*** Extracted material ***
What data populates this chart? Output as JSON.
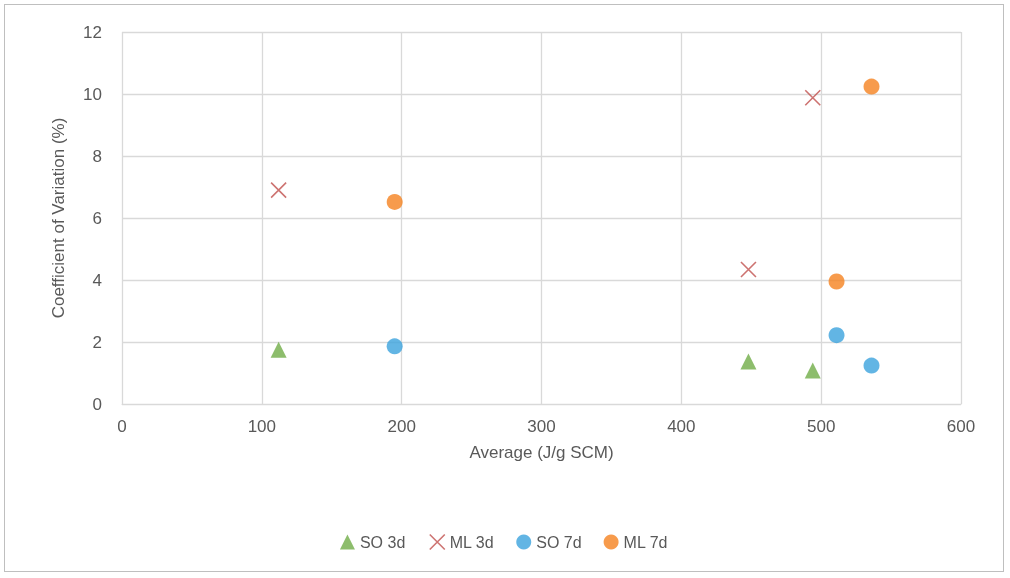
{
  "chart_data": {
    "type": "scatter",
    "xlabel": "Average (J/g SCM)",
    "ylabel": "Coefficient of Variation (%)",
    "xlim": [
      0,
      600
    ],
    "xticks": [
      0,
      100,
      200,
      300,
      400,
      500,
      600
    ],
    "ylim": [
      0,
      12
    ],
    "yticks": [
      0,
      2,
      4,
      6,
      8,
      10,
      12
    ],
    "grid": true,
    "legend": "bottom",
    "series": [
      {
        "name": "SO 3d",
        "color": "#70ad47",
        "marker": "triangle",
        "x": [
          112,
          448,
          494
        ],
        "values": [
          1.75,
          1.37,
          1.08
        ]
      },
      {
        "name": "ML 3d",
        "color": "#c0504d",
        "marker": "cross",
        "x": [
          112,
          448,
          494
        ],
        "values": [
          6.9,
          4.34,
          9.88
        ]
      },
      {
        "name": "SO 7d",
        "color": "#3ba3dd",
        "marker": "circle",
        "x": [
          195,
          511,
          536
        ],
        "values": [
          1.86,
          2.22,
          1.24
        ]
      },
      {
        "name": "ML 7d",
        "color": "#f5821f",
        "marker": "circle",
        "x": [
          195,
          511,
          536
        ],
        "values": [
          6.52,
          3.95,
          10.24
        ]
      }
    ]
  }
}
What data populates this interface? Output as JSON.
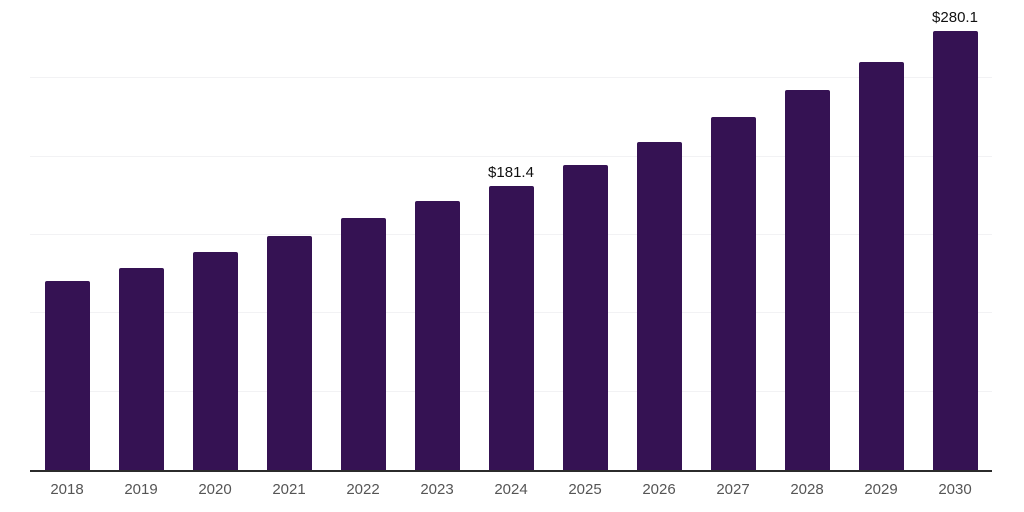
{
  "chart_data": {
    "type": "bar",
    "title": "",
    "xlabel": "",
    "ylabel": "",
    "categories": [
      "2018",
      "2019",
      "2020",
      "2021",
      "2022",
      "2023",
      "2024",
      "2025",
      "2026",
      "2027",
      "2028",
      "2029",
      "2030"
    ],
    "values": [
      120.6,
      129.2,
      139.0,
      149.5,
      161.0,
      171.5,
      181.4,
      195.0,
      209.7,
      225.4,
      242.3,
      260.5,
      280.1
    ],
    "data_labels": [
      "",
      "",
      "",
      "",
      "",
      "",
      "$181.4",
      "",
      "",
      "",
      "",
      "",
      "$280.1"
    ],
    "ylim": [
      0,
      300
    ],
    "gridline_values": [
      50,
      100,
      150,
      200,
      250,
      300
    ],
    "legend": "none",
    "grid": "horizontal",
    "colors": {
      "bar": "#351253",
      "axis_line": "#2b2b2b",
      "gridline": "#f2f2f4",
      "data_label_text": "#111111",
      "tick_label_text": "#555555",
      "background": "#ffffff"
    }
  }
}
***
Work to be completed :: Without the pictures, print the records in full, exactly as they appear.

Output of the exercise ::
What data populates this chart? Output as JSON.
{
  "chart_data": {
    "type": "scatter",
    "xlabel": "Average (J/g SCM)",
    "ylabel": "Coefficient of Variation (%)",
    "xlim": [
      0,
      600
    ],
    "xticks": [
      0,
      100,
      200,
      300,
      400,
      500,
      600
    ],
    "ylim": [
      0,
      12
    ],
    "yticks": [
      0,
      2,
      4,
      6,
      8,
      10,
      12
    ],
    "grid": true,
    "legend": "bottom",
    "series": [
      {
        "name": "SO 3d",
        "color": "#70ad47",
        "marker": "triangle",
        "x": [
          112,
          448,
          494
        ],
        "values": [
          1.75,
          1.37,
          1.08
        ]
      },
      {
        "name": "ML 3d",
        "color": "#c0504d",
        "marker": "cross",
        "x": [
          112,
          448,
          494
        ],
        "values": [
          6.9,
          4.34,
          9.88
        ]
      },
      {
        "name": "SO 7d",
        "color": "#3ba3dd",
        "marker": "circle",
        "x": [
          195,
          511,
          536
        ],
        "values": [
          1.86,
          2.22,
          1.24
        ]
      },
      {
        "name": "ML 7d",
        "color": "#f5821f",
        "marker": "circle",
        "x": [
          195,
          511,
          536
        ],
        "values": [
          6.52,
          3.95,
          10.24
        ]
      }
    ]
  }
}
What data populates this interface? Output as JSON.
{
  "chart_data": {
    "type": "bar",
    "title": "",
    "xlabel": "",
    "ylabel": "",
    "categories": [
      "2018",
      "2019",
      "2020",
      "2021",
      "2022",
      "2023",
      "2024",
      "2025",
      "2026",
      "2027",
      "2028",
      "2029",
      "2030"
    ],
    "values": [
      120.6,
      129.2,
      139.0,
      149.5,
      161.0,
      171.5,
      181.4,
      195.0,
      209.7,
      225.4,
      242.3,
      260.5,
      280.1
    ],
    "data_labels": [
      "",
      "",
      "",
      "",
      "",
      "",
      "$181.4",
      "",
      "",
      "",
      "",
      "",
      "$280.1"
    ],
    "ylim": [
      0,
      300
    ],
    "gridline_values": [
      50,
      100,
      150,
      200,
      250,
      300
    ],
    "legend": "none",
    "grid": "horizontal",
    "colors": {
      "bar": "#351253",
      "axis_line": "#2b2b2b",
      "gridline": "#f2f2f4",
      "data_label_text": "#111111",
      "tick_label_text": "#555555",
      "background": "#ffffff"
    }
  }
}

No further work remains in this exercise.